**STATED TASK:**
Without altering anything, repeat each of the records.

##############################

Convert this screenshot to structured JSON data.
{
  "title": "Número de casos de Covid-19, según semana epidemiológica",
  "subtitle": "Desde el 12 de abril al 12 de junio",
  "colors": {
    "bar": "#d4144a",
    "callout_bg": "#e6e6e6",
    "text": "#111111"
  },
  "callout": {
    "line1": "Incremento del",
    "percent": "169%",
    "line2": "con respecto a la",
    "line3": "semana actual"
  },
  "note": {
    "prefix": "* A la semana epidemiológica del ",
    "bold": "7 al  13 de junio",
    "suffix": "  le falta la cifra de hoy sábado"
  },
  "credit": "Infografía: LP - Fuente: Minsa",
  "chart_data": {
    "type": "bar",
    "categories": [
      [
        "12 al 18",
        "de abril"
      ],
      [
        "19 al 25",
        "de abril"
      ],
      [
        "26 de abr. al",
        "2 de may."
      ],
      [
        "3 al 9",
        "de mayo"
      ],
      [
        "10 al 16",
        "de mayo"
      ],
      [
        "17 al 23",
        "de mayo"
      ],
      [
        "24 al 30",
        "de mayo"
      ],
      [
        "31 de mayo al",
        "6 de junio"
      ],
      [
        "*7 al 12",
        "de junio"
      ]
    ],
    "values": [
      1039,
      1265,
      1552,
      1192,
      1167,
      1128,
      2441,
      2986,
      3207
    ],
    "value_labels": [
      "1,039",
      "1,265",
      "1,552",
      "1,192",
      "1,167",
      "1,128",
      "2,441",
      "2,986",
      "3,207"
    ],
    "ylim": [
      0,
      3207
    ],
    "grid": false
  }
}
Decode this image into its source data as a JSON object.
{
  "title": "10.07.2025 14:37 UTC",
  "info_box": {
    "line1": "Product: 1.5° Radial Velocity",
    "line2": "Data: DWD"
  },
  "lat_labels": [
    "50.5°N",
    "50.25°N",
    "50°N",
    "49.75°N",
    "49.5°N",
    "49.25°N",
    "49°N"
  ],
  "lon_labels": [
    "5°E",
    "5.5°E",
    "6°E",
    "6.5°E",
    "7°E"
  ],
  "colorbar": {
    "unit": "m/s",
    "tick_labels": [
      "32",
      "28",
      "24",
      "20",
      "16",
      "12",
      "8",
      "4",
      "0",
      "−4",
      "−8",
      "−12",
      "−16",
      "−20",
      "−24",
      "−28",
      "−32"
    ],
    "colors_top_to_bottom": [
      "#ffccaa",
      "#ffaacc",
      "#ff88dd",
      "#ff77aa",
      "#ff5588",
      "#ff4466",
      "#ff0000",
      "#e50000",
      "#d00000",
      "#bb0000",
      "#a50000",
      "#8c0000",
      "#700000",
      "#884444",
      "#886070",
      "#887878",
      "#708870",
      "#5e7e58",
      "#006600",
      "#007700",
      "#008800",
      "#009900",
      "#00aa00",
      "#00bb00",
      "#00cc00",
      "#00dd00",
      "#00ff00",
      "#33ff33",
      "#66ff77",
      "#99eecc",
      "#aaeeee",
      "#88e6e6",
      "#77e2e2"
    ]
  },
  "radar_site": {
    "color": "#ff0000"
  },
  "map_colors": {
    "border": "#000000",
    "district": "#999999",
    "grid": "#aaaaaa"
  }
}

##############################

**SOLUTION:**
Convert this screenshot to structured JSON data.
{
  "title": "Número de casos de Covid-19, según semana epidemiológica",
  "subtitle": "Desde el 12 de abril al 12 de junio",
  "colors": {
    "bar": "#d4144a",
    "callout_bg": "#e6e6e6",
    "text": "#111111"
  },
  "callout": {
    "line1": "Incremento del",
    "percent": "169%",
    "line2": "con respecto a la",
    "line3": "semana actual"
  },
  "note": {
    "prefix": "* A la semana epidemiológica del ",
    "bold": "7 al  13 de junio",
    "suffix": "  le falta la cifra de hoy sábado"
  },
  "credit": "Infografía: LP - Fuente: Minsa",
  "chart_data": {
    "type": "bar",
    "categories": [
      [
        "12 al 18",
        "de abril"
      ],
      [
        "19 al 25",
        "de abril"
      ],
      [
        "26 de abr. al",
        "2 de may."
      ],
      [
        "3 al 9",
        "de mayo"
      ],
      [
        "10 al 16",
        "de mayo"
      ],
      [
        "17 al 23",
        "de mayo"
      ],
      [
        "24 al 30",
        "de mayo"
      ],
      [
        "31 de mayo al",
        "6 de junio"
      ],
      [
        "*7 al 12",
        "de junio"
      ]
    ],
    "values": [
      1039,
      1265,
      1552,
      1192,
      1167,
      1128,
      2441,
      2986,
      3207
    ],
    "value_labels": [
      "1,039",
      "1,265",
      "1,552",
      "1,192",
      "1,167",
      "1,128",
      "2,441",
      "2,986",
      "3,207"
    ],
    "ylim": [
      0,
      3207
    ],
    "grid": false
  }
}
Decode this image into its source data as a JSON object.
{
  "title": "10.07.2025 14:37 UTC",
  "info_box": {
    "line1": "Product: 1.5° Radial Velocity",
    "line2": "Data: DWD"
  },
  "lat_labels": [
    "50.5°N",
    "50.25°N",
    "50°N",
    "49.75°N",
    "49.5°N",
    "49.25°N",
    "49°N"
  ],
  "lon_labels": [
    "5°E",
    "5.5°E",
    "6°E",
    "6.5°E",
    "7°E"
  ],
  "colorbar": {
    "unit": "m/s",
    "tick_labels": [
      "32",
      "28",
      "24",
      "20",
      "16",
      "12",
      "8",
      "4",
      "0",
      "−4",
      "−8",
      "−12",
      "−16",
      "−20",
      "−24",
      "−28",
      "−32"
    ],
    "colors_top_to_bottom": [
      "#ffccaa",
      "#ffaacc",
      "#ff88dd",
      "#ff77aa",
      "#ff5588",
      "#ff4466",
      "#ff0000",
      "#e50000",
      "#d00000",
      "#bb0000",
      "#a50000",
      "#8c0000",
      "#700000",
      "#884444",
      "#886070",
      "#887878",
      "#708870",
      "#5e7e58",
      "#006600",
      "#007700",
      "#008800",
      "#009900",
      "#00aa00",
      "#00bb00",
      "#00cc00",
      "#00dd00",
      "#00ff00",
      "#33ff33",
      "#66ff77",
      "#99eecc",
      "#aaeeee",
      "#88e6e6",
      "#77e2e2"
    ]
  },
  "radar_site": {
    "color": "#ff0000"
  },
  "map_colors": {
    "border": "#000000",
    "district": "#999999",
    "grid": "#aaaaaa"
  }
}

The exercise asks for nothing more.